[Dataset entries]
····················

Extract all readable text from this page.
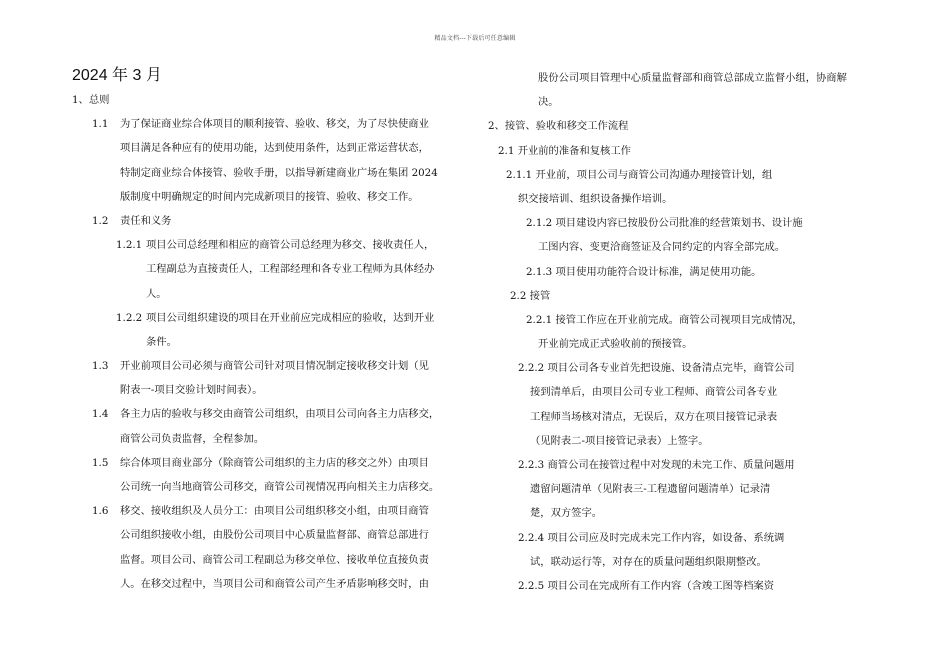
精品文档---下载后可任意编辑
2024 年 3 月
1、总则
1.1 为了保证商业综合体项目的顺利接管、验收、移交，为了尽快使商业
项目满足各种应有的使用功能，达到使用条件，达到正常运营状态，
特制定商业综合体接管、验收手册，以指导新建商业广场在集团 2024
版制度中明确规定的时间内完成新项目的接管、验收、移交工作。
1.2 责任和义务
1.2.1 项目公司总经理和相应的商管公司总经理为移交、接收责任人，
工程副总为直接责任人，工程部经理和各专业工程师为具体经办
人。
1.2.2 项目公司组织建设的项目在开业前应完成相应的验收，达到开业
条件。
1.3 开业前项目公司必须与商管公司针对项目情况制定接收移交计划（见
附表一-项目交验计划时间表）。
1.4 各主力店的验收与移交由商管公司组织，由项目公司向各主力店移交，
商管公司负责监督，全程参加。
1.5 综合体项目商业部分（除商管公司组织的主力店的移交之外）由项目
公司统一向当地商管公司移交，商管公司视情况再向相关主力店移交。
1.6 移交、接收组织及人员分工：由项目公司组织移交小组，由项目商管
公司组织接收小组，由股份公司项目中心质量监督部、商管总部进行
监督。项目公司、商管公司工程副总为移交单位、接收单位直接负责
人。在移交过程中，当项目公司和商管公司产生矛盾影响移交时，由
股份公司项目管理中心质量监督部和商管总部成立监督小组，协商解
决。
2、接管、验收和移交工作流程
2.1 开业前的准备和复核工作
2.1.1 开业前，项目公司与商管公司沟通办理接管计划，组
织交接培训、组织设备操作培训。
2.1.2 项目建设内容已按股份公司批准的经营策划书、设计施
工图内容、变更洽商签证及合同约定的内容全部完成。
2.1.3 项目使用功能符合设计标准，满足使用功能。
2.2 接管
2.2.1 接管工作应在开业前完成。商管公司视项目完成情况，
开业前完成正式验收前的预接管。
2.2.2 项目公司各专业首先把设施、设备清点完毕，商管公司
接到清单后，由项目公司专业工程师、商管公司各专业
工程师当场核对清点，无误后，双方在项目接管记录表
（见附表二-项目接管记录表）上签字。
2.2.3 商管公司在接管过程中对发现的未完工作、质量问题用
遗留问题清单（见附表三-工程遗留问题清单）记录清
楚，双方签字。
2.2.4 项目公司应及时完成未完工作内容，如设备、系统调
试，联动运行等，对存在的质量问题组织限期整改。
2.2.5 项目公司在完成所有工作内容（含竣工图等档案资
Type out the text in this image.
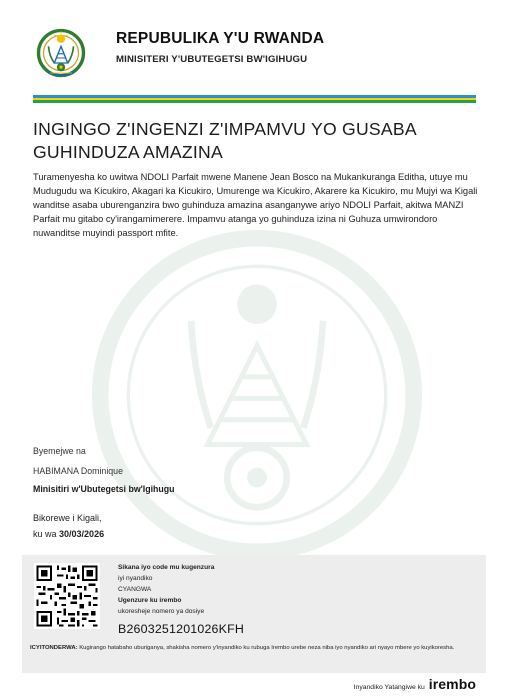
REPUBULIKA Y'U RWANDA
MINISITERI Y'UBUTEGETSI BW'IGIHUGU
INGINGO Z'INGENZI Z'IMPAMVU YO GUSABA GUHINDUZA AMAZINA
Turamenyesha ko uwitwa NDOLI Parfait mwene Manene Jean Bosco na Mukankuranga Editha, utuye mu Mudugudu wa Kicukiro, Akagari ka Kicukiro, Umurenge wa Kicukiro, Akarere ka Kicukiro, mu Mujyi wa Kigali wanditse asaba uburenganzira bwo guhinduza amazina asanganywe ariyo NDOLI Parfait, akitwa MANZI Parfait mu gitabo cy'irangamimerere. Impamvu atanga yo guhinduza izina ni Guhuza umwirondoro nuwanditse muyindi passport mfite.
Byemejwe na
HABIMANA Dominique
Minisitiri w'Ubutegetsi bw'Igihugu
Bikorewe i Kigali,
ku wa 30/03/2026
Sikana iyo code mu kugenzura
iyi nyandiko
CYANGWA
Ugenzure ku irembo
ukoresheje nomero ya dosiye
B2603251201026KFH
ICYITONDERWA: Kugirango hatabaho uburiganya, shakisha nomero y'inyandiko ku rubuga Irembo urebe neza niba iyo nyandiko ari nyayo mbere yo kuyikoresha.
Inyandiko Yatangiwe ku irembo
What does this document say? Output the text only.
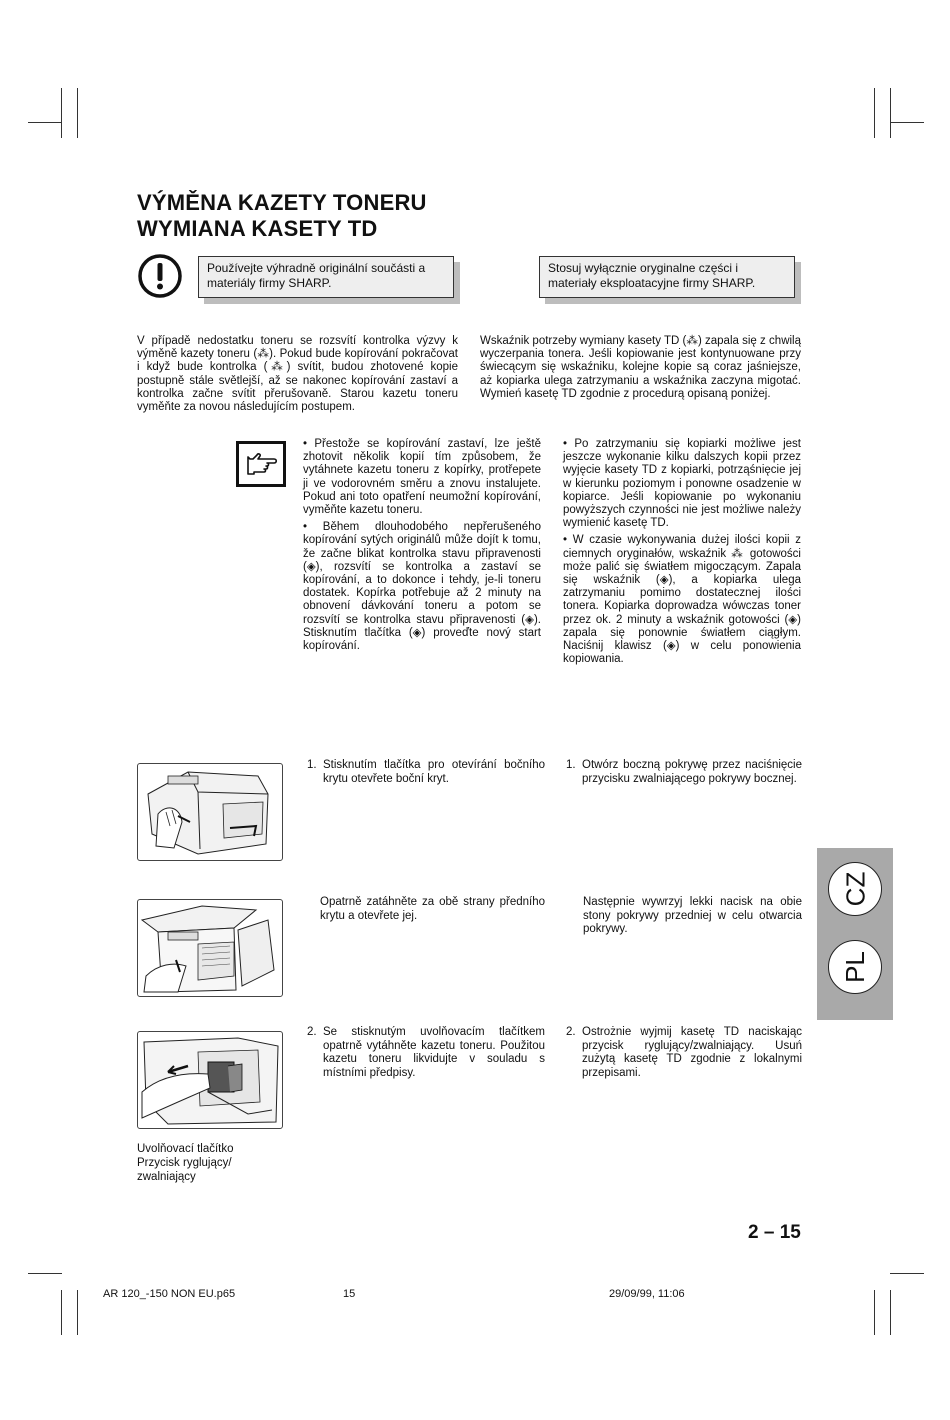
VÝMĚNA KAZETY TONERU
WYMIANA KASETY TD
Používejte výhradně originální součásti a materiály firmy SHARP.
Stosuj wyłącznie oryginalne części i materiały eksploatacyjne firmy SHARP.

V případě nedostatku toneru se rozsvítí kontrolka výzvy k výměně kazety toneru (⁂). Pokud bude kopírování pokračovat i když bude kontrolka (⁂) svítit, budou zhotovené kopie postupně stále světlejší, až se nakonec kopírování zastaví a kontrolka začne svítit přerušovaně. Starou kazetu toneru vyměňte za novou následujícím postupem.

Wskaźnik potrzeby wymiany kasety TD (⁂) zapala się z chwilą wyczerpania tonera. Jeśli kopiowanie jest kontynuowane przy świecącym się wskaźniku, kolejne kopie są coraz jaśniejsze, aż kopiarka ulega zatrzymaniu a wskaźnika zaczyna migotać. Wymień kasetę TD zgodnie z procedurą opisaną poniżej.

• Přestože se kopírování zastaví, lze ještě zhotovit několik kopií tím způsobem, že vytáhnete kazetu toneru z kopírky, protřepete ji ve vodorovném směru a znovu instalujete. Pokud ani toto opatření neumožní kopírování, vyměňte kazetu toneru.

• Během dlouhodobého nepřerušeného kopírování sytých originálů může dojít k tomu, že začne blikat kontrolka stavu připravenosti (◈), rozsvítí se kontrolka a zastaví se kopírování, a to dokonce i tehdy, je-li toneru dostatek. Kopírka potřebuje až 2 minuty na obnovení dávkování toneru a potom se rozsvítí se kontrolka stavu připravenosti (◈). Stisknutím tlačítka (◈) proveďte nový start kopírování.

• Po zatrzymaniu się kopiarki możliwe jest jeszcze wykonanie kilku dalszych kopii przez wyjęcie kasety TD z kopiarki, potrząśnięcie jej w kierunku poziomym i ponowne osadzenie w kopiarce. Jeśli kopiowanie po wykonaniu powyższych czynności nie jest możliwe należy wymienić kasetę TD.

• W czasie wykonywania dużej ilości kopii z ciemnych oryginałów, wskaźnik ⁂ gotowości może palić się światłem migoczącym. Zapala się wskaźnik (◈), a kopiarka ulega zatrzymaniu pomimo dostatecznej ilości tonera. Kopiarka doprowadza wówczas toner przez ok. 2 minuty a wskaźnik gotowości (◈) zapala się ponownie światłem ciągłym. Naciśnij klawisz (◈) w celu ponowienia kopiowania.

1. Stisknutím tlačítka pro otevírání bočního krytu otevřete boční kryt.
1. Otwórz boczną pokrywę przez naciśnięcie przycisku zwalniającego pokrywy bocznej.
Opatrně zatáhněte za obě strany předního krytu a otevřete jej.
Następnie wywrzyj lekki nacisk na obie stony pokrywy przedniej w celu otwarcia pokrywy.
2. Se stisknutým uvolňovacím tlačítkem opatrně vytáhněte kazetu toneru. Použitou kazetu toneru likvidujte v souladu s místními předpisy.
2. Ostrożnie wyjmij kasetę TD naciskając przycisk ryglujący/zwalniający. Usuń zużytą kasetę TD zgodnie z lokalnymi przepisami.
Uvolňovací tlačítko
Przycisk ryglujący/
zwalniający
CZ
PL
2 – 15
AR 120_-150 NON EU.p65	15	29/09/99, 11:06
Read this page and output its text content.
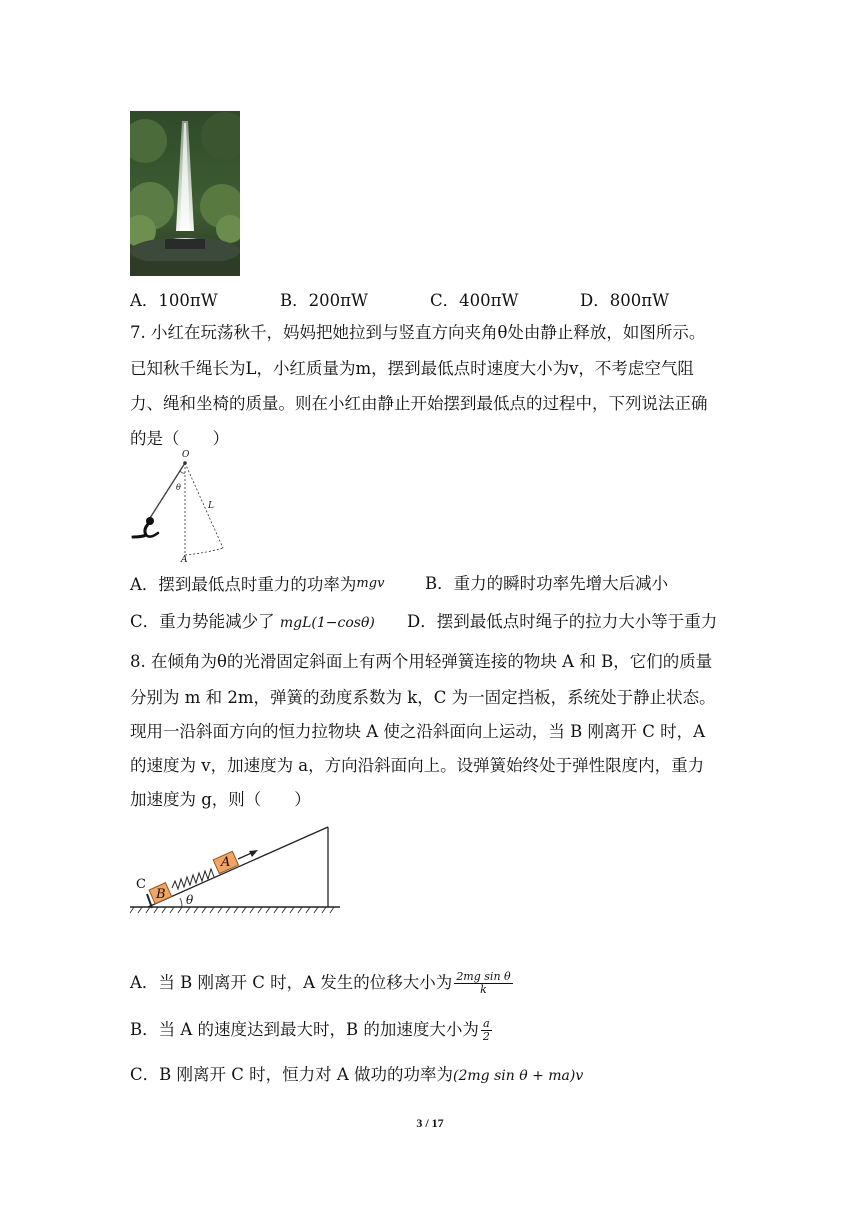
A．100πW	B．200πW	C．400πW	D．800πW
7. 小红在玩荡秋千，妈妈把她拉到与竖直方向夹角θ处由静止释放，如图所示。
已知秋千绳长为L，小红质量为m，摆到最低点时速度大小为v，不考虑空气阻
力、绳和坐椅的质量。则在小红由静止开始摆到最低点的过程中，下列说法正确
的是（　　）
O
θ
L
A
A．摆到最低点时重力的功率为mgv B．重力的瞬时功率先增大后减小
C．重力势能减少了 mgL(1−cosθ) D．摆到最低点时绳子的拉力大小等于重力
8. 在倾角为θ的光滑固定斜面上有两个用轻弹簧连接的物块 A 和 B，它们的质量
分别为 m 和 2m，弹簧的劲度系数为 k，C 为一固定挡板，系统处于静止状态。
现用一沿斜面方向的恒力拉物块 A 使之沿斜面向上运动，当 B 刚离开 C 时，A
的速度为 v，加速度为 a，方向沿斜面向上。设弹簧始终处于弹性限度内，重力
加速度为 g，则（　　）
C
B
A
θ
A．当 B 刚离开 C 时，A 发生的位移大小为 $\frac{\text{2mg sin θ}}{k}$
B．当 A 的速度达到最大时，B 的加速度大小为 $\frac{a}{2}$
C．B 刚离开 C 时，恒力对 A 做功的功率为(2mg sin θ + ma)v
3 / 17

····················

Instructions to follow: Show each line in the entries that holds the string "przez".

Response:
• Po zatrzymaniu się kopiarki możliwe jest jeszcze wykonanie kilku dalszych kopii przez wyjęcie kasety TD z kopiarki, potrząśnięcie jej w kierunku poziomym i ponowne osadzenie w kopiarce. Jeśli kopiowanie po wykonaniu powyższych czynności nie jest możliwe należy wymienić kasetę TD.
• W czasie wykonywania dużej ilości kopii z ciemnych oryginałów, wskaźnik ⁂ gotowości może palić się światłem migoczącym. Zapala się wskaźnik (◈), a kopiarka ulega zatrzymaniu pomimo dostatecznej ilości tonera. Kopiarka doprowadza wówczas toner przez ok. 2 minuty a wskaźnik gotowości (◈) zapala się ponownie światłem ciągłym. Naciśnij klawisz (◈) w celu ponowienia kopiowania.
1. Otwórz boczną pokrywę przez naciśnięcie przycisku zwalniającego pokrywy bocznej.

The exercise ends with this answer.